● Required task:
Render every entry exactly as it appears.

● Exercise input:
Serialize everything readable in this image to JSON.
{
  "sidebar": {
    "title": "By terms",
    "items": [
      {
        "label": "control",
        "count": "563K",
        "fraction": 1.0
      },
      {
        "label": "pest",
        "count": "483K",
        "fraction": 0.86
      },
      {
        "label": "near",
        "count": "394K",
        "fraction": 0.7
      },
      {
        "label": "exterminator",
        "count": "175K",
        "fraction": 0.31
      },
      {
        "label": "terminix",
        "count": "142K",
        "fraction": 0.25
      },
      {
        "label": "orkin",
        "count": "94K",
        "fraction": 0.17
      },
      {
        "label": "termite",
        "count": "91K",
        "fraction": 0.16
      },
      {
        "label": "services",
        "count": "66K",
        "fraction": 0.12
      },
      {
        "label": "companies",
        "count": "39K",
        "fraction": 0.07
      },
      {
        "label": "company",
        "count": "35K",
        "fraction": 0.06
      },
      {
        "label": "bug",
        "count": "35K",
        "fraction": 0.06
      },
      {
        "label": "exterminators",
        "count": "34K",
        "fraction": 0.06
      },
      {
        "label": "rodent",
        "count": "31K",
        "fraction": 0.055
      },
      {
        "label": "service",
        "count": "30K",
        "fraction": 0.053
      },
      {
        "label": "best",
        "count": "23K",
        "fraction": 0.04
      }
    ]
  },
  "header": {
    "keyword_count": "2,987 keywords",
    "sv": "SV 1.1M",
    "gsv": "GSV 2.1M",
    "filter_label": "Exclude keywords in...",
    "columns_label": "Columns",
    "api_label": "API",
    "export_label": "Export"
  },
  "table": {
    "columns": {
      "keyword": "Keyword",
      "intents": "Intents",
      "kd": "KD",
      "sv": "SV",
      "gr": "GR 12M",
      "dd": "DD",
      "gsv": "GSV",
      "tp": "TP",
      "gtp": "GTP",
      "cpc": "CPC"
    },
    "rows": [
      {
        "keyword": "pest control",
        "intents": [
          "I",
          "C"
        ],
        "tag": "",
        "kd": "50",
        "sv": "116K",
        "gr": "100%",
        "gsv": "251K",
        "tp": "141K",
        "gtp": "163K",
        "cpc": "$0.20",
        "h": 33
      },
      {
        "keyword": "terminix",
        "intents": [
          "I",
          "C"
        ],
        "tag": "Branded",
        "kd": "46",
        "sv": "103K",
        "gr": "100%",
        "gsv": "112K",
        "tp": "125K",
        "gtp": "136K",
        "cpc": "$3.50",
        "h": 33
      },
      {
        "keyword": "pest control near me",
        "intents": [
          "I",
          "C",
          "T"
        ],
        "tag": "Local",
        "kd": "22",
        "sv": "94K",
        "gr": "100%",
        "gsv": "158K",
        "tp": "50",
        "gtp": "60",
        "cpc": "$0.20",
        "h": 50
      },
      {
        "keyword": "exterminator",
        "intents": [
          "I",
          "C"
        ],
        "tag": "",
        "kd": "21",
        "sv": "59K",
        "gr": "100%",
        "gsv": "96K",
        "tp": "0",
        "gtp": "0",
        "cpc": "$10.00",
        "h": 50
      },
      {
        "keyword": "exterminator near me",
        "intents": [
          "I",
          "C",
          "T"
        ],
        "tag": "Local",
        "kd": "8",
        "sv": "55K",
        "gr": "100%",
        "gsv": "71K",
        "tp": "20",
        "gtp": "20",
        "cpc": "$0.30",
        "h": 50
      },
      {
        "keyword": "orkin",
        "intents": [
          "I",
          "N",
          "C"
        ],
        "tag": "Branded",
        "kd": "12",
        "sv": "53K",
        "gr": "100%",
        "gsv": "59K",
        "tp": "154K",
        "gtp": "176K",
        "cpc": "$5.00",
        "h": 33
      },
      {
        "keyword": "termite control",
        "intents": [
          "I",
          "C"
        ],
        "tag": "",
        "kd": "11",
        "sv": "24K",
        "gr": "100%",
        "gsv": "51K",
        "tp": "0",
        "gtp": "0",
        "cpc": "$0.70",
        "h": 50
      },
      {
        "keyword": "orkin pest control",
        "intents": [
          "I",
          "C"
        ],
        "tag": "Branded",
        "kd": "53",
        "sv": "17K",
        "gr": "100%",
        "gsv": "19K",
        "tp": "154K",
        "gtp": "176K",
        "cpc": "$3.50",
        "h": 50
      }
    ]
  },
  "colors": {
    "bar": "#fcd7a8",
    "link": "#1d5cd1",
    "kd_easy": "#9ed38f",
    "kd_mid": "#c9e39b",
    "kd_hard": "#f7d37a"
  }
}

● Task response:
Serialize everything readable in this image to JSON.
{
  "sidebar": {
    "title": "By terms",
    "items": [
      {
        "label": "control",
        "count": "563K",
        "fraction": 1.0
      },
      {
        "label": "pest",
        "count": "483K",
        "fraction": 0.86
      },
      {
        "label": "near",
        "count": "394K",
        "fraction": 0.7
      },
      {
        "label": "exterminator",
        "count": "175K",
        "fraction": 0.31
      },
      {
        "label": "terminix",
        "count": "142K",
        "fraction": 0.25
      },
      {
        "label": "orkin",
        "count": "94K",
        "fraction": 0.17
      },
      {
        "label": "termite",
        "count": "91K",
        "fraction": 0.16
      },
      {
        "label": "services",
        "count": "66K",
        "fraction": 0.12
      },
      {
        "label": "companies",
        "count": "39K",
        "fraction": 0.07
      },
      {
        "label": "company",
        "count": "35K",
        "fraction": 0.06
      },
      {
        "label": "bug",
        "count": "35K",
        "fraction": 0.06
      },
      {
        "label": "exterminators",
        "count": "34K",
        "fraction": 0.06
      },
      {
        "label": "rodent",
        "count": "31K",
        "fraction": 0.055
      },
      {
        "label": "service",
        "count": "30K",
        "fraction": 0.053
      },
      {
        "label": "best",
        "count": "23K",
        "fraction": 0.04
      }
    ]
  },
  "header": {
    "keyword_count": "2,987 keywords",
    "sv": "SV 1.1M",
    "gsv": "GSV 2.1M",
    "filter_label": "Exclude keywords in...",
    "columns_label": "Columns",
    "api_label": "API",
    "export_label": "Export"
  },
  "table": {
    "columns": {
      "keyword": "Keyword",
      "intents": "Intents",
      "kd": "KD",
      "sv": "SV",
      "gr": "GR 12M",
      "dd": "DD",
      "gsv": "GSV",
      "tp": "TP",
      "gtp": "GTP",
      "cpc": "CPC"
    },
    "rows": [
      {
        "keyword": "pest control",
        "intents": [
          "I",
          "C"
        ],
        "tag": "",
        "kd": "50",
        "sv": "116K",
        "gr": "100%",
        "gsv": "251K",
        "tp": "141K",
        "gtp": "163K",
        "cpc": "$0.20",
        "h": 33
      },
      {
        "keyword": "terminix",
        "intents": [
          "I",
          "C"
        ],
        "tag": "Branded",
        "kd": "46",
        "sv": "103K",
        "gr": "100%",
        "gsv": "112K",
        "tp": "125K",
        "gtp": "136K",
        "cpc": "$3.50",
        "h": 33
      },
      {
        "keyword": "pest control near me",
        "intents": [
          "I",
          "C",
          "T"
        ],
        "tag": "Local",
        "kd": "22",
        "sv": "94K",
        "gr": "100%",
        "gsv": "158K",
        "tp": "50",
        "gtp": "60",
        "cpc": "$0.20",
        "h": 50
      },
      {
        "keyword": "exterminator",
        "intents": [
          "I",
          "C"
        ],
        "tag": "",
        "kd": "21",
        "sv": "59K",
        "gr": "100%",
        "gsv": "96K",
        "tp": "0",
        "gtp": "0",
        "cpc": "$10.00",
        "h": 50
      },
      {
        "keyword": "exterminator near me",
        "intents": [
          "I",
          "C",
          "T"
        ],
        "tag": "Local",
        "kd": "8",
        "sv": "55K",
        "gr": "100%",
        "gsv": "71K",
        "tp": "20",
        "gtp": "20",
        "cpc": "$0.30",
        "h": 50
      },
      {
        "keyword": "orkin",
        "intents": [
          "I",
          "N",
          "C"
        ],
        "tag": "Branded",
        "kd": "12",
        "sv": "53K",
        "gr": "100%",
        "gsv": "59K",
        "tp": "154K",
        "gtp": "176K",
        "cpc": "$5.00",
        "h": 33
      },
      {
        "keyword": "termite control",
        "intents": [
          "I",
          "C"
        ],
        "tag": "",
        "kd": "11",
        "sv": "24K",
        "gr": "100%",
        "gsv": "51K",
        "tp": "0",
        "gtp": "0",
        "cpc": "$0.70",
        "h": 50
      },
      {
        "keyword": "orkin pest control",
        "intents": [
          "I",
          "C"
        ],
        "tag": "Branded",
        "kd": "53",
        "sv": "17K",
        "gr": "100%",
        "gsv": "19K",
        "tp": "154K",
        "gtp": "176K",
        "cpc": "$3.50",
        "h": 50
      }
    ]
  },
  "colors": {
    "bar": "#fcd7a8",
    "link": "#1d5cd1",
    "kd_easy": "#9ed38f",
    "kd_mid": "#c9e39b",
    "kd_hard": "#f7d37a"
  }
}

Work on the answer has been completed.